_Exercise:_ Take every line where the string "from" appears and copy it.

Extracted records
|---|
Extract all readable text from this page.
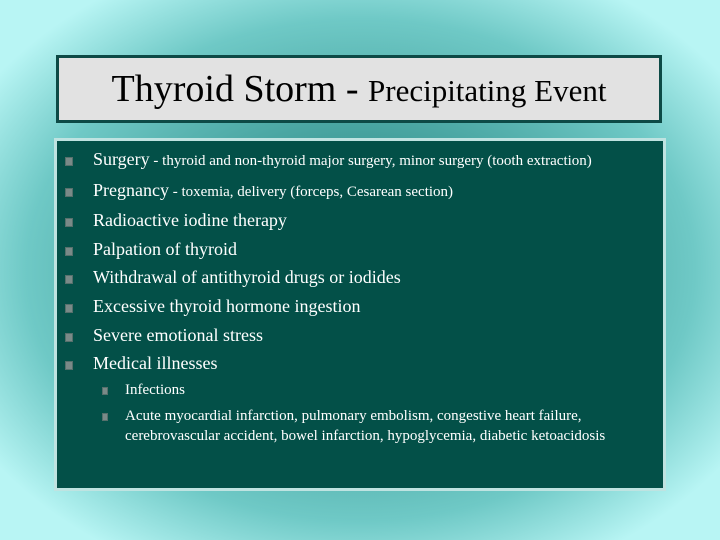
Thyroid Storm - Precipitating Event
Surgery - thyroid and non-thyroid major surgery, minor surgery (tooth extraction)
Pregnancy - toxemia, delivery (forceps, Cesarean section)
Radioactive iodine therapy
Palpation of thyroid
Withdrawal of antithyroid drugs or iodides
Excessive thyroid hormone ingestion
Severe emotional stress
Medical illnesses
Infections
Acute myocardial infarction, pulmonary embolism, congestive heart failure, cerebrovascular accident, bowel infarction, hypoglycemia, diabetic ketoacidosis
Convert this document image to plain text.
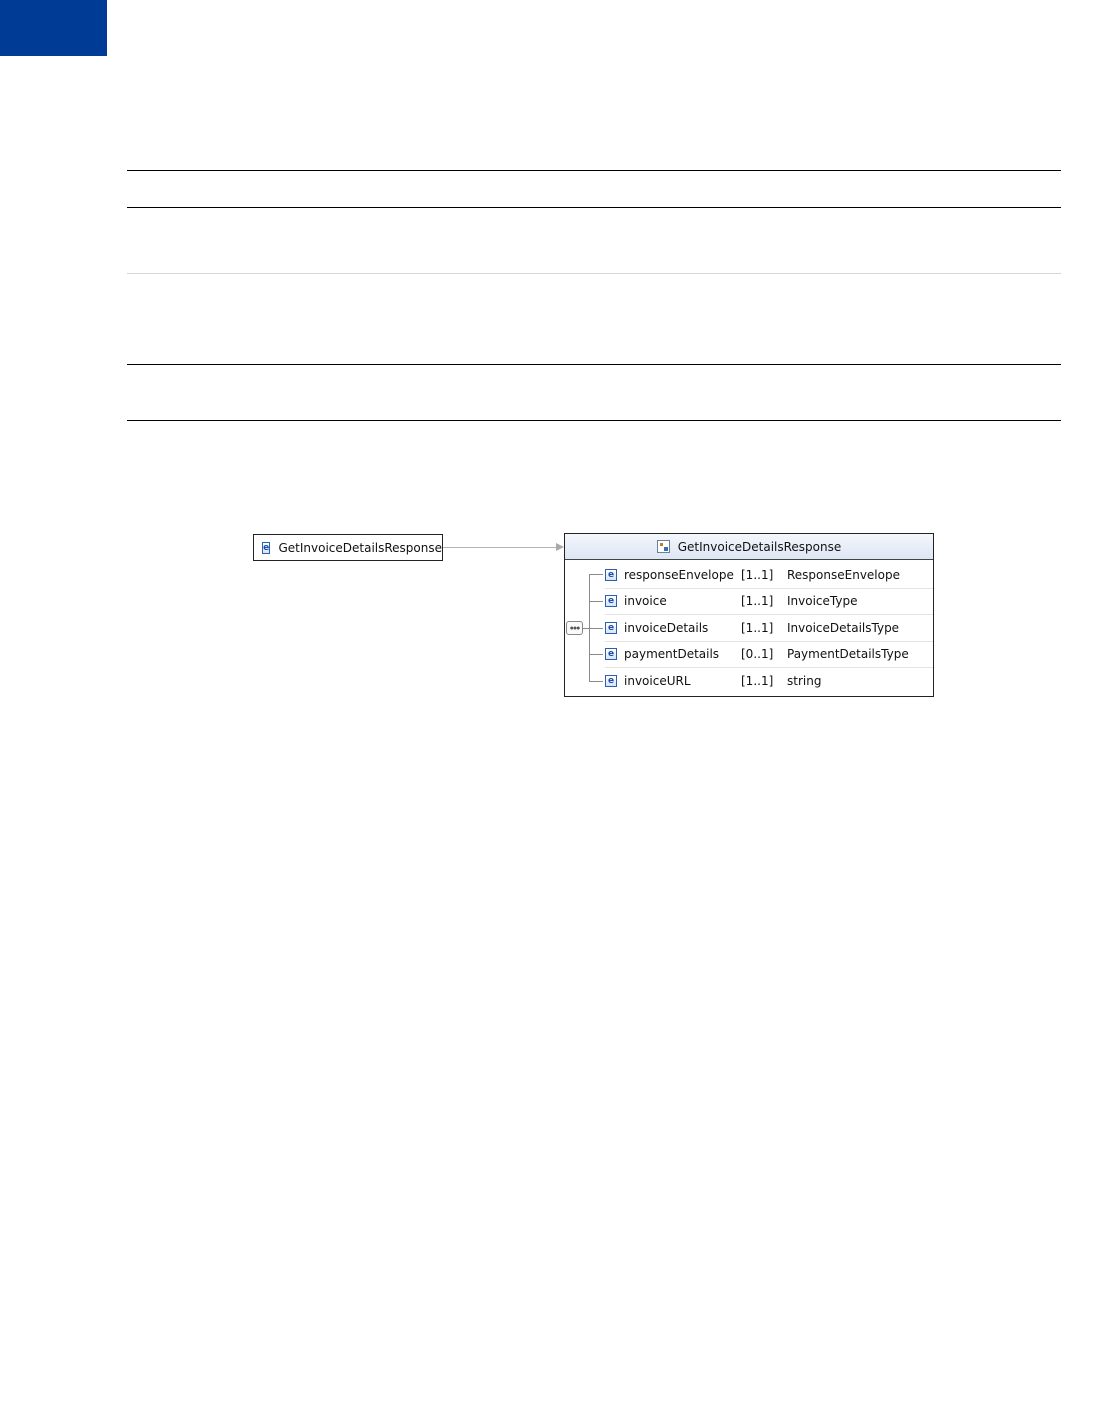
e GetInvoiceDetailsResponse	GetInvoiceDetailsResponse
e responseEnvelope [1..1]	ResponseEnvelope
e invoice	[1..1]	InvoiceType
e invoiceDetails	[1..1]	InvoiceDetailsType
e paymentDetails	[0..1]	PaymentDetailsType
e invoiceURL	[1..1]	string
●●●
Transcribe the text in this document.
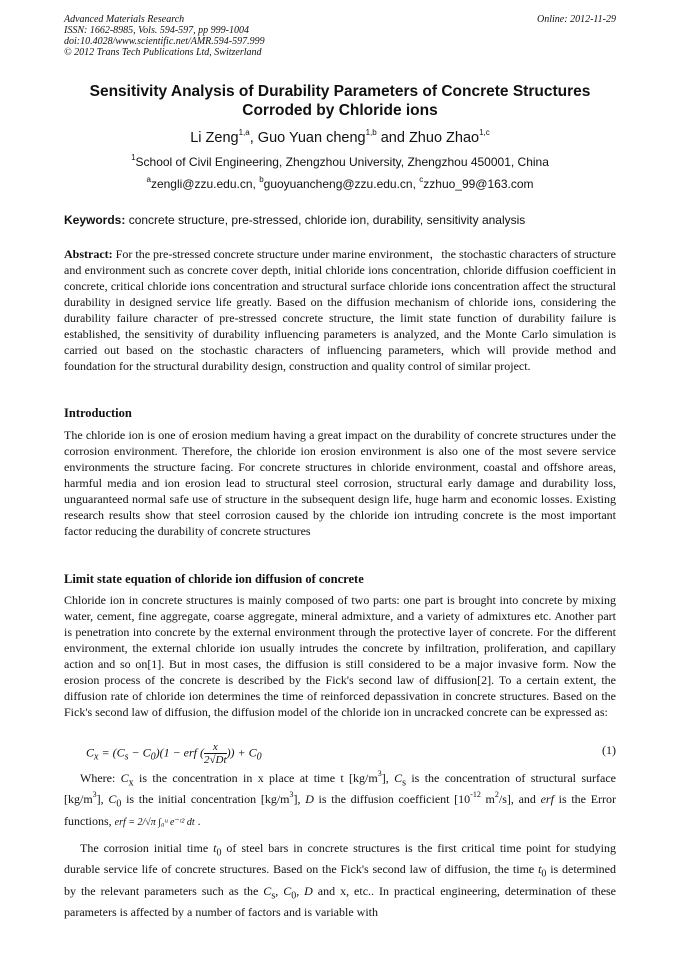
Advanced Materials Research
ISSN: 1662-8985, Vols. 594-597, pp 999-1004
doi:10.4028/www.scientific.net/AMR.594-597.999
© 2012 Trans Tech Publications Ltd, Switzerland
Online: 2012-11-29
Sensitivity Analysis of Durability Parameters of Concrete Structures
Corroded by Chloride ions
Li Zeng$^{1,a}$, Guo Yuan cheng$^{1,b}$ and Zhuo Zhao$^{1,c}$
$^1$School of Civil Engineering, Zhengzhou University, Zhengzhou 450001, China
$^a$zengli@zzu.edu.cn, $^b$guoyuancheng@zzu.edu.cn, $^c$zzhuo_99@163.com
Keywords: concrete structure, pre-stressed, chloride ion, durability, sensitivity analysis
Abstract: For the pre-stressed concrete structure under marine environment，the stochastic characters of structure and environment such as concrete cover depth, initial chloride ions concentration, chloride diffusion coefficient in concrete, critical chloride ions concentration and structural surface chloride ions concentration affect the structural durability in designed service life greatly. Based on the diffusion mechanism of chloride ions, considering the durability failure character of pre-stressed concrete structure, the limit state function of durability failure is established, the sensitivity of durability influencing parameters is analyzed, and the Monte Carlo simulation is carried out based on the stochastic characters of influencing parameters, which will provide method and foundation for the structural durability design, construction and quality control of similar project.
Introduction
The chloride ion is one of erosion medium having a great impact on the durability of concrete structures under the corrosion environment. Therefore, the chloride ion erosion environment is also one of the most severe service environments the structure facing. For concrete structures in chloride environment, coastal and offshore areas, harmful media and ion erosion lead to structural steel corrosion, structural early damage and durability loss, unguaranteed normal safe use of structure in the subsequent design life, huge harm and economic losses. Existing research results show that steel corrosion caused by the chloride ion intruding concrete is the most important factor reducing the durability of concrete structures
Limit state equation of chloride ion diffusion of concrete
Chloride ion in concrete structures is mainly composed of two parts: one part is brought into concrete by mixing water, cement, fine aggregate, coarse aggregate, mineral admixture, and a variety of admixtures etc. Another part is penetration into concrete by the external environment through the protective layer of concrete. For the different environment, the external chloride ion usually intrudes the concrete by infiltration, proliferation, and capillary action and so on[1]. But in most cases, the diffusion is still considered to be a major invasive form. Now the erosion process of the concrete is described by the Fick's second law of diffusion[2]. To a certain extent, the diffusion rate of chloride ion determines the time of reinforced depassivation in concrete structures. Based on the Fick's second law of diffusion, the diffusion model of the chloride ion in uncracked concrete can be expressed as:
$C_x = (C_s - C_0)(1$ − erf ( $\frac{x}{2√Dt}$ )) + $C_0$
(1)
Where: $C_x$ is the concentration in x place at time t $[kg/m^3]$, $C_s$ is the concentration of structural surface $[kg/m^3]$, $C_0$ is the initial concentration $[kg/m^3]$, D is the diffusion coefficient [$10^{-12}$ $m^2/s$], and erf is the Error functions, erf = 2/√π ∫₀ᵘ e⁻ᵗ² dt .
The corrosion initial time $t_0$ of steel bars in concrete structures is the first critical time point for studying durable service life of concrete structures. Based on the Fick's second law of diffusion, the time $t_0$ is determined by the relevant parameters such as the $C_s$, $C_0$, D and x, etc.. In practical engineering, determination of these parameters is affected by a number of factors and is variable with
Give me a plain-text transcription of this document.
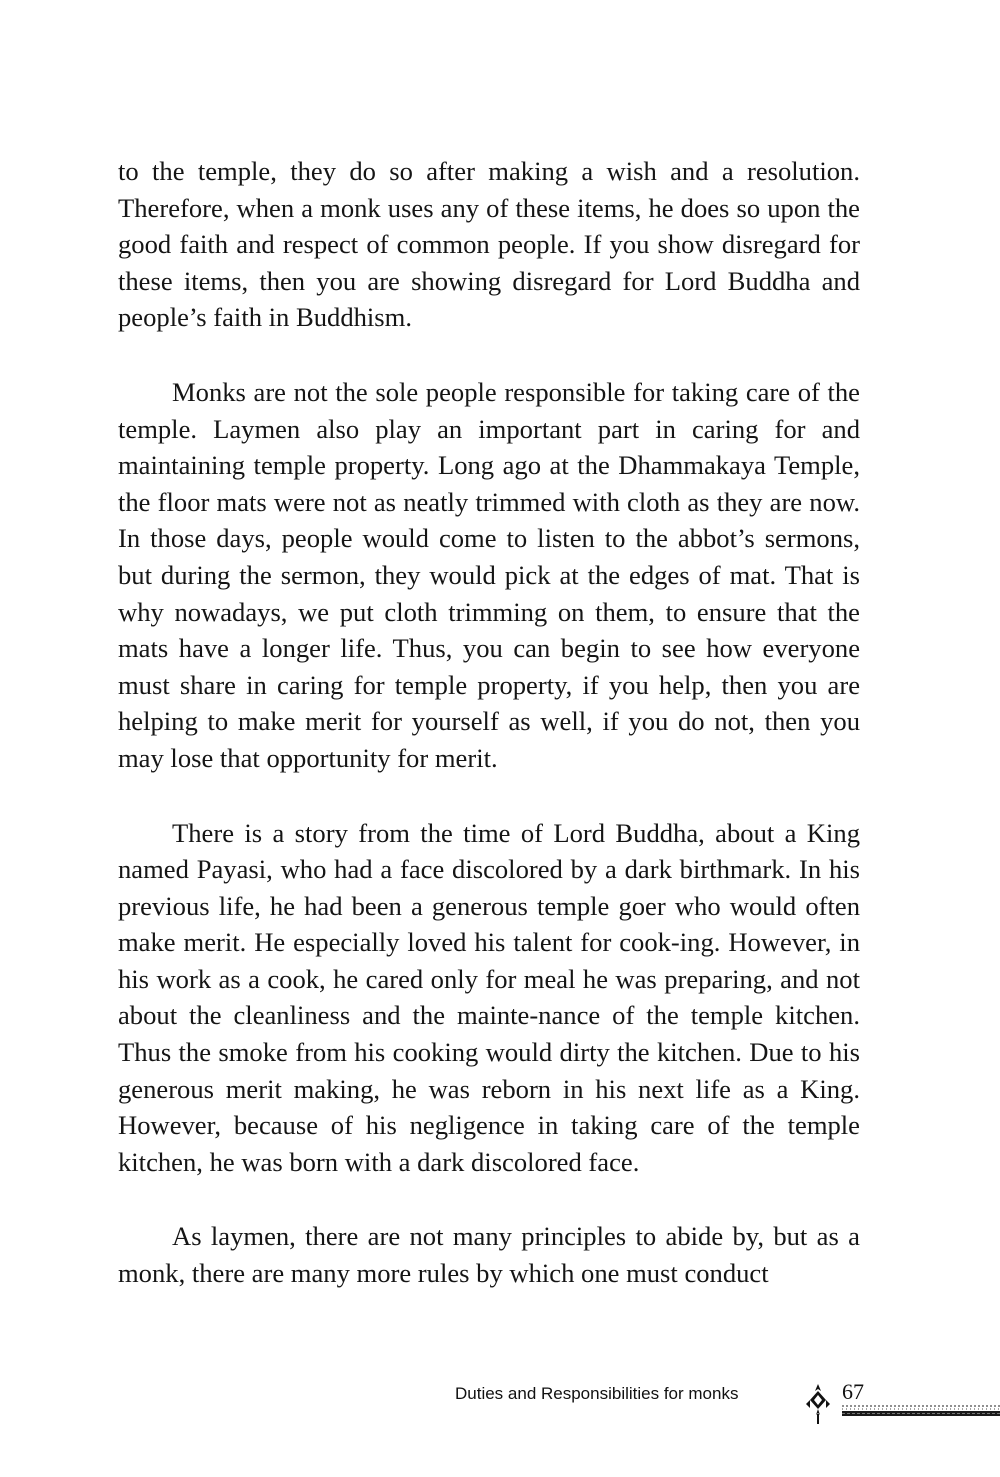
to the temple, they do so after making a wish and a resolution. Therefore, when a monk uses any of these items, he does so upon the good faith and respect of common people. If you show disregard for these items, then you are showing disregard for Lord Buddha and people’s faith in Buddhism.

Monks are not the sole people responsible for taking care of the temple. Laymen also play an important part in caring for and maintaining temple property. Long ago at the Dhammakaya Temple, the floor mats were not as neatly trimmed with cloth as they are now. In those days, people would come to listen to the abbot’s sermons, but during the sermon, they would pick at the edges of mat. That is why nowadays, we put cloth trimming on them, to ensure that the mats have a longer life. Thus, you can begin to see how everyone must share in caring for temple property, if you help, then you are helping to make merit for yourself as well, if you do not, then you may lose that opportunity for merit.

There is a story from the time of Lord Buddha, about a King named Payasi, who had a face discolored by a dark birthmark. In his previous life, he had been a generous temple goer who would often make merit. He especially loved his talent for cook-ing. However, in his work as a cook, he cared only for meal he was preparing, and not about the cleanliness and the mainte-nance of the temple kitchen. Thus the smoke from his cooking would dirty the kitchen. Due to his generous merit making, he was reborn in his next life as a King. However, because of his negligence in taking care of the temple kitchen, he was born with a dark discolored face.

As laymen, there are not many principles to abide by, but as a monk, there are many more rules by which one must conduct

Duties and Responsibilities for monks	67
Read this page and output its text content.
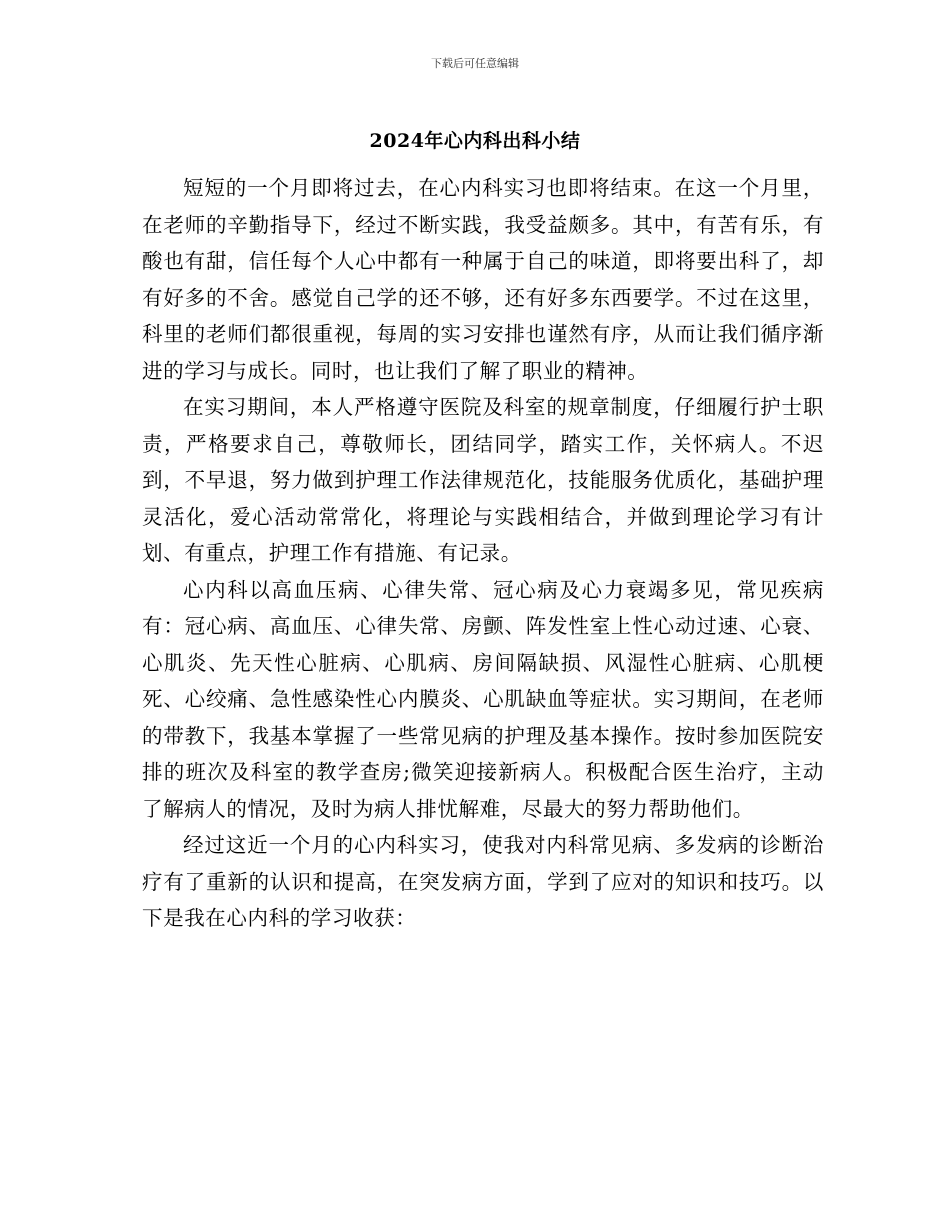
下载后可任意编辑
2024年心内科出科小结

短短的一个月即将过去，在心内科实习也即将结束。在这一个月里，在老师的辛勤指导下，经过不断实践，我受益颇多。其中，有苦有乐，有酸也有甜，信任每个人心中都有一种属于自己的味道，即将要出科了，却有好多的不舍。感觉自己学的还不够，还有好多东西要学。不过在这里，科里的老师们都很重视，每周的实习安排也谨然有序，从而让我们循序渐进的学习与成长。同时，也让我们了解了职业的精神。

在实习期间，本人严格遵守医院及科室的规章制度，仔细履行护士职责，严格要求自己，尊敬师长，团结同学，踏实工作，关怀病人。不迟到，不早退，努力做到护理工作法律规范化，技能服务优质化，基础护理灵活化，爱心活动常常化，将理论与实践相结合，并做到理论学习有计划、有重点，护理工作有措施、有记录。

心内科以高血压病、心律失常、冠心病及心力衰竭多见，常见疾病有：冠心病、高血压、心律失常、房颤、阵发性室上性心动过速、心衰、心肌炎、先天性心脏病、心肌病、房间隔缺损、风湿性心脏病、心肌梗死、心绞痛、急性感染性心内膜炎、心肌缺血等症状。实习期间，在老师的带教下，我基本掌握了一些常见病的护理及基本操作。按时参加医院安排的班次及科室的教学查房;微笑迎接新病人。积极配合医生治疗，主动了解病人的情况，及时为病人排忧解难，尽最大的努力帮助他们。

经过这近一个月的心内科实习，使我对内科常见病、多发病的诊断治疗有了重新的认识和提高，在突发病方面，学到了应对的知识和技巧。以下是我在心内科的学习收获：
|---|
_The response:_
Extract all readable text from this page.
There is a story from the time of Lord Buddha, about a King named Payasi, who had a face discolored by a dark birthmark. In his previous life, he had been a generous temple goer who would often make merit. He especially loved his talent for cook-ing. However, in his work as a cook, he cared only for meal he was preparing, and not about the cleanliness and the mainte-nance of the temple kitchen. Thus the smoke from his cooking would dirty the kitchen. Due to his generous merit making, he was reborn in his next life as a King. However, because of his negligence in taking care of the temple kitchen, he was born with a dark discolored face.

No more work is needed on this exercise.